## Begin SOURCE RECORDS

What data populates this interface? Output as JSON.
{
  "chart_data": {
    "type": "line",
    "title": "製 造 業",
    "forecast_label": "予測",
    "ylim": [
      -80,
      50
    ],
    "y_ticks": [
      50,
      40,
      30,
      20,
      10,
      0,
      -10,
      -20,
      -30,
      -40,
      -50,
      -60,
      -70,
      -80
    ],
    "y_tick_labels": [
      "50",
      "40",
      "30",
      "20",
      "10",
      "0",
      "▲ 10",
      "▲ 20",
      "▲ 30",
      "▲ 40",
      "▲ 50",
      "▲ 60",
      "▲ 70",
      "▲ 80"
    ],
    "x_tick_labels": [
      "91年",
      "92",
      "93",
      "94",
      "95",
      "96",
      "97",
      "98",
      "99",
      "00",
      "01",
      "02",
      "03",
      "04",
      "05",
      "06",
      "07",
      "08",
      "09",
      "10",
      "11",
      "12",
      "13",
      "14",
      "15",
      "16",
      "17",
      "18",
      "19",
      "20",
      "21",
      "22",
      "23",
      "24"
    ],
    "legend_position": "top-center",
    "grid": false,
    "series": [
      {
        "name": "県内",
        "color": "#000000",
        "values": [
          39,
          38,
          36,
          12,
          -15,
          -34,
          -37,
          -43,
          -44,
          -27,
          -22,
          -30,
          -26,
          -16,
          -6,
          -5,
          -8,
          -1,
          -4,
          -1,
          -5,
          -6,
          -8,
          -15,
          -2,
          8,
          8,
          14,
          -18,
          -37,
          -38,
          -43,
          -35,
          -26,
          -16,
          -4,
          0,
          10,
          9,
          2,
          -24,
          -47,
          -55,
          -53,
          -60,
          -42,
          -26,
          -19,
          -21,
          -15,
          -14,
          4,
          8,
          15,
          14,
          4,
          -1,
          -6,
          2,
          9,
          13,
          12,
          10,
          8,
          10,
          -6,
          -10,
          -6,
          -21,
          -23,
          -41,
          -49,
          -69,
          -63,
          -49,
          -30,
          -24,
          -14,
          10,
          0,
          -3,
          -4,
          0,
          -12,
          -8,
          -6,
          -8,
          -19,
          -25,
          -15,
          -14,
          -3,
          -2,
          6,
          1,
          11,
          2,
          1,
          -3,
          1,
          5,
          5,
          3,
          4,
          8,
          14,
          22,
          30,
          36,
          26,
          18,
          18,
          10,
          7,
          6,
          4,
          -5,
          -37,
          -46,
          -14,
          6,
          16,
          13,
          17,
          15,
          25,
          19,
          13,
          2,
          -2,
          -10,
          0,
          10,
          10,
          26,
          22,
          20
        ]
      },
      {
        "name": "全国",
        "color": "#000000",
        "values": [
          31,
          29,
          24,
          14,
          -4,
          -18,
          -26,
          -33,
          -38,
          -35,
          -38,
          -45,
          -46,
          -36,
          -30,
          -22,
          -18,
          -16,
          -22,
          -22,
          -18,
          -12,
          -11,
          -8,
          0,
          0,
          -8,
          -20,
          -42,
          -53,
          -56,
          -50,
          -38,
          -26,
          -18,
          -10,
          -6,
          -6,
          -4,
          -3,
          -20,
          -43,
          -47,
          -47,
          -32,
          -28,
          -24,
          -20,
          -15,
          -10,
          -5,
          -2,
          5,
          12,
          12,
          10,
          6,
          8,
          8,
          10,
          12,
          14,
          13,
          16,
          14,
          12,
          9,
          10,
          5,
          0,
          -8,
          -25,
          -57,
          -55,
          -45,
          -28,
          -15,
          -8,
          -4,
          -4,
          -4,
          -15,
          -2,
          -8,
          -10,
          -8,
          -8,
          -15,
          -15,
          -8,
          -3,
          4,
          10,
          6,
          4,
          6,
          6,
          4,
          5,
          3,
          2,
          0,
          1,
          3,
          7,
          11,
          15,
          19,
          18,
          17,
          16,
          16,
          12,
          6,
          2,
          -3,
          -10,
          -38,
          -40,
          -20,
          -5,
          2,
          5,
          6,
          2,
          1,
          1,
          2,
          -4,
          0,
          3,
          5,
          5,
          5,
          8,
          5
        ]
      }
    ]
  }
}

## End SOURCE RECORDS

_WHAT YOU NEED TO DO_. Write out the entire listing exactly.

_RESPONSE_.
What data populates this interface? Output as JSON.
{
  "chart_data": {
    "type": "line",
    "title": "製 造 業",
    "forecast_label": "予測",
    "ylim": [
      -80,
      50
    ],
    "y_ticks": [
      50,
      40,
      30,
      20,
      10,
      0,
      -10,
      -20,
      -30,
      -40,
      -50,
      -60,
      -70,
      -80
    ],
    "y_tick_labels": [
      "50",
      "40",
      "30",
      "20",
      "10",
      "0",
      "▲ 10",
      "▲ 20",
      "▲ 30",
      "▲ 40",
      "▲ 50",
      "▲ 60",
      "▲ 70",
      "▲ 80"
    ],
    "x_tick_labels": [
      "91年",
      "92",
      "93",
      "94",
      "95",
      "96",
      "97",
      "98",
      "99",
      "00",
      "01",
      "02",
      "03",
      "04",
      "05",
      "06",
      "07",
      "08",
      "09",
      "10",
      "11",
      "12",
      "13",
      "14",
      "15",
      "16",
      "17",
      "18",
      "19",
      "20",
      "21",
      "22",
      "23",
      "24"
    ],
    "legend_position": "top-center",
    "grid": false,
    "series": [
      {
        "name": "県内",
        "color": "#000000",
        "values": [
          39,
          38,
          36,
          12,
          -15,
          -34,
          -37,
          -43,
          -44,
          -27,
          -22,
          -30,
          -26,
          -16,
          -6,
          -5,
          -8,
          -1,
          -4,
          -1,
          -5,
          -6,
          -8,
          -15,
          -2,
          8,
          8,
          14,
          -18,
          -37,
          -38,
          -43,
          -35,
          -26,
          -16,
          -4,
          0,
          10,
          9,
          2,
          -24,
          -47,
          -55,
          -53,
          -60,
          -42,
          -26,
          -19,
          -21,
          -15,
          -14,
          4,
          8,
          15,
          14,
          4,
          -1,
          -6,
          2,
          9,
          13,
          12,
          10,
          8,
          10,
          -6,
          -10,
          -6,
          -21,
          -23,
          -41,
          -49,
          -69,
          -63,
          -49,
          -30,
          -24,
          -14,
          10,
          0,
          -3,
          -4,
          0,
          -12,
          -8,
          -6,
          -8,
          -19,
          -25,
          -15,
          -14,
          -3,
          -2,
          6,
          1,
          11,
          2,
          1,
          -3,
          1,
          5,
          5,
          3,
          4,
          8,
          14,
          22,
          30,
          36,
          26,
          18,
          18,
          10,
          7,
          6,
          4,
          -5,
          -37,
          -46,
          -14,
          6,
          16,
          13,
          17,
          15,
          25,
          19,
          13,
          2,
          -2,
          -10,
          0,
          10,
          10,
          26,
          22,
          20
        ]
      },
      {
        "name": "全国",
        "color": "#000000",
        "values": [
          31,
          29,
          24,
          14,
          -4,
          -18,
          -26,
          -33,
          -38,
          -35,
          -38,
          -45,
          -46,
          -36,
          -30,
          -22,
          -18,
          -16,
          -22,
          -22,
          -18,
          -12,
          -11,
          -8,
          0,
          0,
          -8,
          -20,
          -42,
          -53,
          -56,
          -50,
          -38,
          -26,
          -18,
          -10,
          -6,
          -6,
          -4,
          -3,
          -20,
          -43,
          -47,
          -47,
          -32,
          -28,
          -24,
          -20,
          -15,
          -10,
          -5,
          -2,
          5,
          12,
          12,
          10,
          6,
          8,
          8,
          10,
          12,
          14,
          13,
          16,
          14,
          12,
          9,
          10,
          5,
          0,
          -8,
          -25,
          -57,
          -55,
          -45,
          -28,
          -15,
          -8,
          -4,
          -4,
          -4,
          -15,
          -2,
          -8,
          -10,
          -8,
          -8,
          -15,
          -15,
          -8,
          -3,
          4,
          10,
          6,
          4,
          6,
          6,
          4,
          5,
          3,
          2,
          0,
          1,
          3,
          7,
          11,
          15,
          19,
          18,
          17,
          16,
          16,
          12,
          6,
          2,
          -3,
          -10,
          -38,
          -40,
          -20,
          -5,
          2,
          5,
          6,
          2,
          1,
          1,
          2,
          -4,
          0,
          3,
          5,
          5,
          5,
          8,
          5
        ]
      }
    ]
  }
}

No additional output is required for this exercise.